_STATED EXERCISE_. Look through the data below and return each line where "サウンド" appears.

_RECORDS_.
+++

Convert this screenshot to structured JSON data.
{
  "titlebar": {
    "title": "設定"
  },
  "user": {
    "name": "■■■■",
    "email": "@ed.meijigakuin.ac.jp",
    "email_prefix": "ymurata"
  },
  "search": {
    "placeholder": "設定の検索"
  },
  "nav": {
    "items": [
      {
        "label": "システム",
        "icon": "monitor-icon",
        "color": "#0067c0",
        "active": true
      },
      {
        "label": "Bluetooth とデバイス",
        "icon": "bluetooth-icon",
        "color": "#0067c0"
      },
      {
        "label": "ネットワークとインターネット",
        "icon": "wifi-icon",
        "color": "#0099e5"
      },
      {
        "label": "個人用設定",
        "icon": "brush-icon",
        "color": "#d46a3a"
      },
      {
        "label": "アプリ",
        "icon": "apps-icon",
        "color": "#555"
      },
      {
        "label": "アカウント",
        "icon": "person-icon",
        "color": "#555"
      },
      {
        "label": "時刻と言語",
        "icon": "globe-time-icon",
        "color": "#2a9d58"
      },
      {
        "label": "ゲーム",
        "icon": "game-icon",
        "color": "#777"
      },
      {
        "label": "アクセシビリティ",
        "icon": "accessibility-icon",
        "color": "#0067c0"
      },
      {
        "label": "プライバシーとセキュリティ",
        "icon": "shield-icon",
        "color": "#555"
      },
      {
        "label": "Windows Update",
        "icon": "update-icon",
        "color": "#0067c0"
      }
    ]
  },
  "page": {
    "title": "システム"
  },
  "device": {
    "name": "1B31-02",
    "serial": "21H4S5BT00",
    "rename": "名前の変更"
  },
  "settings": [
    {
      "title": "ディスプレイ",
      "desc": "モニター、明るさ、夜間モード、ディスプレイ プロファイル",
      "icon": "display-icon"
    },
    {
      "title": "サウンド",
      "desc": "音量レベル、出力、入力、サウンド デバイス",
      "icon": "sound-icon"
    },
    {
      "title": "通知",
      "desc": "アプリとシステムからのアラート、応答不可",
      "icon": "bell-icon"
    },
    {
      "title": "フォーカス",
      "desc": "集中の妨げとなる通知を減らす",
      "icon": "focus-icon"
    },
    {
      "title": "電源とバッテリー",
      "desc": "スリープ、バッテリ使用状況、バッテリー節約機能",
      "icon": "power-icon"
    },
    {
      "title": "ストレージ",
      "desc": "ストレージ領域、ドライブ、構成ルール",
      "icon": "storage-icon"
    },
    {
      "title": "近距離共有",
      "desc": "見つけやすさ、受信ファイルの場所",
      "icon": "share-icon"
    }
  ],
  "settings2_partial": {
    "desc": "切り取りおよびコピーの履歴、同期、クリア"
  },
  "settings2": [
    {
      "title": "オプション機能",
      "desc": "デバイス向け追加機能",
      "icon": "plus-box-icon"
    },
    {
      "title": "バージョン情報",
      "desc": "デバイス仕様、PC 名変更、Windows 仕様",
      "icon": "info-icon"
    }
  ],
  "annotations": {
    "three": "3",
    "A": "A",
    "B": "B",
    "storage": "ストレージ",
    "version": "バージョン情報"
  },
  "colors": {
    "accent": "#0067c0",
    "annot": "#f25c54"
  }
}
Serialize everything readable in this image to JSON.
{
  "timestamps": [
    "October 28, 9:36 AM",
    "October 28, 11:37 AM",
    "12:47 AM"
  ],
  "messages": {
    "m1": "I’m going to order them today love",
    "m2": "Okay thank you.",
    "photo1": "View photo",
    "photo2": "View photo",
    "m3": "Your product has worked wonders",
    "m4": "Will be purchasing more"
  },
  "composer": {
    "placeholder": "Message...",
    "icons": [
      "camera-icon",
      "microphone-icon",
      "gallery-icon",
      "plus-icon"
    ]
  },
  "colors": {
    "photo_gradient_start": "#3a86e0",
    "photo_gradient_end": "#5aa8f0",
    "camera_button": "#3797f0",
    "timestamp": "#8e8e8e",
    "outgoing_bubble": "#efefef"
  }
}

+++

_TASK ANSWER_.
      "title": "サウンド",
      "desc": "音量レベル、出力、入力、サウンド デバイス",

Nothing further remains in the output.